Task:
Check each line of the records below and collect those that include the word "применять".

Dataset entries:
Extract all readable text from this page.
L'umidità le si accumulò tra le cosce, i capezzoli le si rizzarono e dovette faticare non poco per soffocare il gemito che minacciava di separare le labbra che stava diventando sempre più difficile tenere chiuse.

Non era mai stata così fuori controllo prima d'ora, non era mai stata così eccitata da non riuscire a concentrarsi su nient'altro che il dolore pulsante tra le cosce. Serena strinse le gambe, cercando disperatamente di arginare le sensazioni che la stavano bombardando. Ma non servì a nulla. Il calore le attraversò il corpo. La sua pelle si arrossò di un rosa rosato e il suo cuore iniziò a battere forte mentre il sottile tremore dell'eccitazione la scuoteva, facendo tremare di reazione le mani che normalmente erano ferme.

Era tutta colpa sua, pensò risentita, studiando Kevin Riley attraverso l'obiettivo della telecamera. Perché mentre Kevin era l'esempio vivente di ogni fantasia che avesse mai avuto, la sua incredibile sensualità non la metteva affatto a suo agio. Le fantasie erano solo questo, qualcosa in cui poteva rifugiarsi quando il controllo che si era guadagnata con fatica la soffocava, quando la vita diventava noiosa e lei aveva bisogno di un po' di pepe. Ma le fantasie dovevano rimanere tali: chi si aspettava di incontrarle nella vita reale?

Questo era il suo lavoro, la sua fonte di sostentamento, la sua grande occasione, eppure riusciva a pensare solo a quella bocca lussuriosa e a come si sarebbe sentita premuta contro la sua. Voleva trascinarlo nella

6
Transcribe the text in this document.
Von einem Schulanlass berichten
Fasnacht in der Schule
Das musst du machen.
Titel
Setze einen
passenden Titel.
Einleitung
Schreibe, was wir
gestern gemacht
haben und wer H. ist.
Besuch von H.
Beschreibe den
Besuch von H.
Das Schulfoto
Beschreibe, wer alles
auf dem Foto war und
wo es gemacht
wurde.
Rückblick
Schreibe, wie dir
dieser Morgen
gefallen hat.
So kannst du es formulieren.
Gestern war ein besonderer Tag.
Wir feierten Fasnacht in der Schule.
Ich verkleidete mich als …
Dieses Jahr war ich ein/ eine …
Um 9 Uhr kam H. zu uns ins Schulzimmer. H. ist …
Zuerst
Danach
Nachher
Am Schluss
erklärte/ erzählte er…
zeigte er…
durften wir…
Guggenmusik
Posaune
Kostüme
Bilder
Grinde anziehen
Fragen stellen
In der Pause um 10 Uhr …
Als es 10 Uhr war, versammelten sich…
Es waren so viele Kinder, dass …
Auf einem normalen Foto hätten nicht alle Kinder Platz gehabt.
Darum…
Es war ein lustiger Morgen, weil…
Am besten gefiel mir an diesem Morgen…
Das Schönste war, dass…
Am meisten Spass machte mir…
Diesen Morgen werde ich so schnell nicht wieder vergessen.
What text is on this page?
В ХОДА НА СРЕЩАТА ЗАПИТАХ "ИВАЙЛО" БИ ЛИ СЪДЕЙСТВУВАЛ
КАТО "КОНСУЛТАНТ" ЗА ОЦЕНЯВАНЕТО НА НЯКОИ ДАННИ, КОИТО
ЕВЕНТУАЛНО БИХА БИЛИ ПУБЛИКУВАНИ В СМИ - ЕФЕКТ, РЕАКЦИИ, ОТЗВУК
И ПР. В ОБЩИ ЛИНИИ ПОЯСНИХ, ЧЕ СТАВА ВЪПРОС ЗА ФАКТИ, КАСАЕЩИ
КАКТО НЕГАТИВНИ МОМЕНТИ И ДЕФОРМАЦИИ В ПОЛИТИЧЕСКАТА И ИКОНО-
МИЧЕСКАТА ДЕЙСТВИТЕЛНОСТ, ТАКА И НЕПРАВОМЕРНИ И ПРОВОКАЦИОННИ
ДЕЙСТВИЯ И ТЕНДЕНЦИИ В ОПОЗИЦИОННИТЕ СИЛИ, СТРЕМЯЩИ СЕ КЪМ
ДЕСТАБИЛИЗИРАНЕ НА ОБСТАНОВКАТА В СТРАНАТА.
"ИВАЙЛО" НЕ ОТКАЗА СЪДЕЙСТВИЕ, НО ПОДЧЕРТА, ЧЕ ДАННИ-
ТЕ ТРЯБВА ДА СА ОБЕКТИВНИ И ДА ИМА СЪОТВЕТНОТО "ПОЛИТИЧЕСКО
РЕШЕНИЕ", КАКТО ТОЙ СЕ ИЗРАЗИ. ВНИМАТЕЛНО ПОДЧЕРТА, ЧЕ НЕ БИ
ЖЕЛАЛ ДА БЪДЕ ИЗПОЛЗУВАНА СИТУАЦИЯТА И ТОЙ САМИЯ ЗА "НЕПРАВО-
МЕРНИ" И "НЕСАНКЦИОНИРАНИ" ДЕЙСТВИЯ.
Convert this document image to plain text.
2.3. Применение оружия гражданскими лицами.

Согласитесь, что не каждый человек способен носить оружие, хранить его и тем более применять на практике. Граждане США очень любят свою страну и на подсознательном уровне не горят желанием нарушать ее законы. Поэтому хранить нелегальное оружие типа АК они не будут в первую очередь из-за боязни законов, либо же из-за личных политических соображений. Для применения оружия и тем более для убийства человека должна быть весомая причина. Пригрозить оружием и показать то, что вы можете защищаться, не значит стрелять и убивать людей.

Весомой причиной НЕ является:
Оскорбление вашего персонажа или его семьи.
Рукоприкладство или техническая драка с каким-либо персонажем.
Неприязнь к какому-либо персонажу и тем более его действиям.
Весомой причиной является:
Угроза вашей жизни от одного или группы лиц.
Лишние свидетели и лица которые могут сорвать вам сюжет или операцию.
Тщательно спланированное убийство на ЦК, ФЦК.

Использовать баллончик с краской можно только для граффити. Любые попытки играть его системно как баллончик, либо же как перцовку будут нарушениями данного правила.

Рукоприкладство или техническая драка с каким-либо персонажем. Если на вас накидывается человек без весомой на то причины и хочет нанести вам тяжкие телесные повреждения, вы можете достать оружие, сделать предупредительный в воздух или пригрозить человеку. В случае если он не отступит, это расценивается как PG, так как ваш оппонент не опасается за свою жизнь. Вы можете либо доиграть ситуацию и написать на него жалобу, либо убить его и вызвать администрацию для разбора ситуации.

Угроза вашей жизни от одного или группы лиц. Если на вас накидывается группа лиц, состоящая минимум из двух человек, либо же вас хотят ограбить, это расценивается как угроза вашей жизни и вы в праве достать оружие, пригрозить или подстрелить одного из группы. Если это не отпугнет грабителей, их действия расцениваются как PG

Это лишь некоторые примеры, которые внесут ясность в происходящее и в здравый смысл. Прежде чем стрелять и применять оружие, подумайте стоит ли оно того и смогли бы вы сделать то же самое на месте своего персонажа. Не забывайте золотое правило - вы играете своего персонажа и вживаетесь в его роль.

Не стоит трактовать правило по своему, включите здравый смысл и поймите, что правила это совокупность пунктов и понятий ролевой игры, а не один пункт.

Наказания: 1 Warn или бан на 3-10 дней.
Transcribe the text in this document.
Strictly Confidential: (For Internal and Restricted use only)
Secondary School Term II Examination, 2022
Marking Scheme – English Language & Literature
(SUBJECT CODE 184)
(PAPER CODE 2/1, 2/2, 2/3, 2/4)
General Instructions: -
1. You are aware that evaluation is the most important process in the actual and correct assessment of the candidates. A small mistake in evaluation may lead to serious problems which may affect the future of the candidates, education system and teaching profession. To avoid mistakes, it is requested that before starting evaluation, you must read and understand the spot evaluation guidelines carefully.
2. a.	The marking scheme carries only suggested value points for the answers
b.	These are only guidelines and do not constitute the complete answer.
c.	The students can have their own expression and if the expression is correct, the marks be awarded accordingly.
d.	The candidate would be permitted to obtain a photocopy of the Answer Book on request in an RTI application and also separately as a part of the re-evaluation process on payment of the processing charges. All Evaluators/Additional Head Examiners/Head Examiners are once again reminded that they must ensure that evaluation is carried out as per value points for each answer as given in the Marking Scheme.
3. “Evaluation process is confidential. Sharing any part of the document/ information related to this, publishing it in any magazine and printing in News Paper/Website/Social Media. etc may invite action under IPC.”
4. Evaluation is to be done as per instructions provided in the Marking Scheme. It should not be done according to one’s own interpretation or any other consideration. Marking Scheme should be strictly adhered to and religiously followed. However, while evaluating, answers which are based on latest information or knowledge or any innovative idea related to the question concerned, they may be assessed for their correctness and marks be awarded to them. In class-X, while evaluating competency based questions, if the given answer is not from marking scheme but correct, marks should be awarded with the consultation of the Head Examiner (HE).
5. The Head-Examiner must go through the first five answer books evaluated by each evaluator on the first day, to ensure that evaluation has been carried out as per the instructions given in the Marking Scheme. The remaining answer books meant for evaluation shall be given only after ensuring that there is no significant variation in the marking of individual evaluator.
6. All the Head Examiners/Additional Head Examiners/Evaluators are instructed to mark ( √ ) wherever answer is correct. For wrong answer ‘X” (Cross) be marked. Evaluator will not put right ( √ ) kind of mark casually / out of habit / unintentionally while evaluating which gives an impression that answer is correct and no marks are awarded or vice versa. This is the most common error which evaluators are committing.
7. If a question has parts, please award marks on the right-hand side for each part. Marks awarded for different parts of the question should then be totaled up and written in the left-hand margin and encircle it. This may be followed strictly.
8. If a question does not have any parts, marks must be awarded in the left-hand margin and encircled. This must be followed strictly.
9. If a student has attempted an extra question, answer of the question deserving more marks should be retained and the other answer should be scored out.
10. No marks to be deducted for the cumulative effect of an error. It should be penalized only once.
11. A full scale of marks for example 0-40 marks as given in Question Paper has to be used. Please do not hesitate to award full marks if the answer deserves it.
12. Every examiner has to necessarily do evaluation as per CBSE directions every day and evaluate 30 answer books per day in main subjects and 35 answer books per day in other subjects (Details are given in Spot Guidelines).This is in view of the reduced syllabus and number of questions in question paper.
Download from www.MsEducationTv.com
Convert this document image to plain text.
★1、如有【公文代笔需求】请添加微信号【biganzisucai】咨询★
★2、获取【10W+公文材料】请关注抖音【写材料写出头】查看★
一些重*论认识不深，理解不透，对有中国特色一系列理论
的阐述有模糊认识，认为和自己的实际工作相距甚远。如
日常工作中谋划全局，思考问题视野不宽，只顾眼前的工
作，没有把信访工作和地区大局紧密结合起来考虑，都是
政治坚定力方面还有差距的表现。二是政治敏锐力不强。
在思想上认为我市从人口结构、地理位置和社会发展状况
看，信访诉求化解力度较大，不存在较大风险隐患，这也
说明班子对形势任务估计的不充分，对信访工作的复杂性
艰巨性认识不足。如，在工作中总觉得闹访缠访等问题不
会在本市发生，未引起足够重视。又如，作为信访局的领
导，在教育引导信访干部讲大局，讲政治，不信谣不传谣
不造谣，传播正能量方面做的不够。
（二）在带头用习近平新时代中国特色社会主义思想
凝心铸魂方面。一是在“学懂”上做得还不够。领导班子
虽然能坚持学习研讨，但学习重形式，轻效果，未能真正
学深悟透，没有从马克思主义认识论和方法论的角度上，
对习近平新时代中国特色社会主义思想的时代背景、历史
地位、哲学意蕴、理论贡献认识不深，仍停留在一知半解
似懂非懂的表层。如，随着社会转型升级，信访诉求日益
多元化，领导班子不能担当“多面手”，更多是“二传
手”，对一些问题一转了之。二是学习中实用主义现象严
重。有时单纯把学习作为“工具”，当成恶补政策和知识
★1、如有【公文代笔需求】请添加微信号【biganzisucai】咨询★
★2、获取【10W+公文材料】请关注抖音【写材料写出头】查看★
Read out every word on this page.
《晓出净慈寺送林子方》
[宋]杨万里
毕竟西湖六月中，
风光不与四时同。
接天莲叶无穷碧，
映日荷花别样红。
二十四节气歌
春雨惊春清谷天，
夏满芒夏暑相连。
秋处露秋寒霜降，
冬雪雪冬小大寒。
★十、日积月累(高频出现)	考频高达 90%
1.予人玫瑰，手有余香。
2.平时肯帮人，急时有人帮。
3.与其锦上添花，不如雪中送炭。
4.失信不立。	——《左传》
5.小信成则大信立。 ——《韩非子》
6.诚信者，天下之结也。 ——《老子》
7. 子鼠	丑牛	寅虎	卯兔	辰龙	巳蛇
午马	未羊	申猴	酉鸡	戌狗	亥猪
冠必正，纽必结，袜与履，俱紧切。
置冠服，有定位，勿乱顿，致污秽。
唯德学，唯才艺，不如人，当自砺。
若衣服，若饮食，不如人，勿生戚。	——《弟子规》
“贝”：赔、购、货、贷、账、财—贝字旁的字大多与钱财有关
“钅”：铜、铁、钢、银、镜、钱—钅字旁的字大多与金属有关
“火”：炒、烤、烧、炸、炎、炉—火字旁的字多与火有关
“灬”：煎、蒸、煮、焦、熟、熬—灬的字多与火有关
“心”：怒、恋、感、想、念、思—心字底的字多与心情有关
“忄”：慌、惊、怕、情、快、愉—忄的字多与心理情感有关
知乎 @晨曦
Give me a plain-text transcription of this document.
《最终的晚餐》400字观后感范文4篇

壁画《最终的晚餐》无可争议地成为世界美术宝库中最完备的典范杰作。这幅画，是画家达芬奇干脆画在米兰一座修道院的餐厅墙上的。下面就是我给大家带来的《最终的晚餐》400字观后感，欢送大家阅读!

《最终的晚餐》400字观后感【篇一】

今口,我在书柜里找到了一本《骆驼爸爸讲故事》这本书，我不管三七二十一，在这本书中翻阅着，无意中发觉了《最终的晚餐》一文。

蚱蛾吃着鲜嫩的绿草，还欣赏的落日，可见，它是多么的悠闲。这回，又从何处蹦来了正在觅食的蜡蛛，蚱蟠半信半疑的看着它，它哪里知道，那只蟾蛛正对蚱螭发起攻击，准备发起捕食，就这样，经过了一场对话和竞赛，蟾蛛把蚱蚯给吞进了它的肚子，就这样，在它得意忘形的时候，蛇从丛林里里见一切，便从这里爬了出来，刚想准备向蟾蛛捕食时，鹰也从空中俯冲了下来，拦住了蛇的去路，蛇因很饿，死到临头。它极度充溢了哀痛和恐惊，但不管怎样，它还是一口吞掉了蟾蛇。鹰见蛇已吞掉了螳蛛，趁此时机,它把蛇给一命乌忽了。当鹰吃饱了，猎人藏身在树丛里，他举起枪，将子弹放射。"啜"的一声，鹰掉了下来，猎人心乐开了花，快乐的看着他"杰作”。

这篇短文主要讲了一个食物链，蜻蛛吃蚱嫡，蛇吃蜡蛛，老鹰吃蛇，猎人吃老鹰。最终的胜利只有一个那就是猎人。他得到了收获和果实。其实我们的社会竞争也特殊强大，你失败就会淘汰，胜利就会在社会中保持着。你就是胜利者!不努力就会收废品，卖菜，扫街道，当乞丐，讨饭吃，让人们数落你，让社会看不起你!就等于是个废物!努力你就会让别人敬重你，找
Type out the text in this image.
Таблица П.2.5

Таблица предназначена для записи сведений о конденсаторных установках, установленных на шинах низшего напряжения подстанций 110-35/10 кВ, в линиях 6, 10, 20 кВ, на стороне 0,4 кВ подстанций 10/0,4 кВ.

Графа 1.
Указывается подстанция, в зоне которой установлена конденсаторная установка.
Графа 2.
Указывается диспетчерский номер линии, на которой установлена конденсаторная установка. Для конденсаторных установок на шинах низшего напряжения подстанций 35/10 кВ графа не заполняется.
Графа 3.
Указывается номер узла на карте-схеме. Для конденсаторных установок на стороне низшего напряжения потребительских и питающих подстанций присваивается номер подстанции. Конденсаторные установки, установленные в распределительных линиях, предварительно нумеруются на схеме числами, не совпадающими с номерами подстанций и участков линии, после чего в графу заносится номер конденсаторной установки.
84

Written answer:
Согласитесь, что не каждый человек способен носить оружие, хранить его и тем более применять на практике. Граждане США очень любят свою страну и на подсознательном уровне не горят желанием нарушать ее законы. Поэтому хранить нелегальное оружие типа АК они не будут в первую очередь из-за боязни законов, либо же из-за личных политических соображений. Для применения оружия и тем более для убийства человека должна быть весомая причина. Пригрозить оружием и показать то, что вы можете защищаться, не значит стрелять и убивать людей.
Это лишь некоторые примеры, которые внесут ясность в происходящее и в здравый смысл. Прежде чем стрелять и применять оружие, подумайте стоит ли оно того и смогли бы вы сделать то же самое на месте своего персонажа. Не забывайте золотое правило - вы играете своего персонажа и вживаетесь в его роль.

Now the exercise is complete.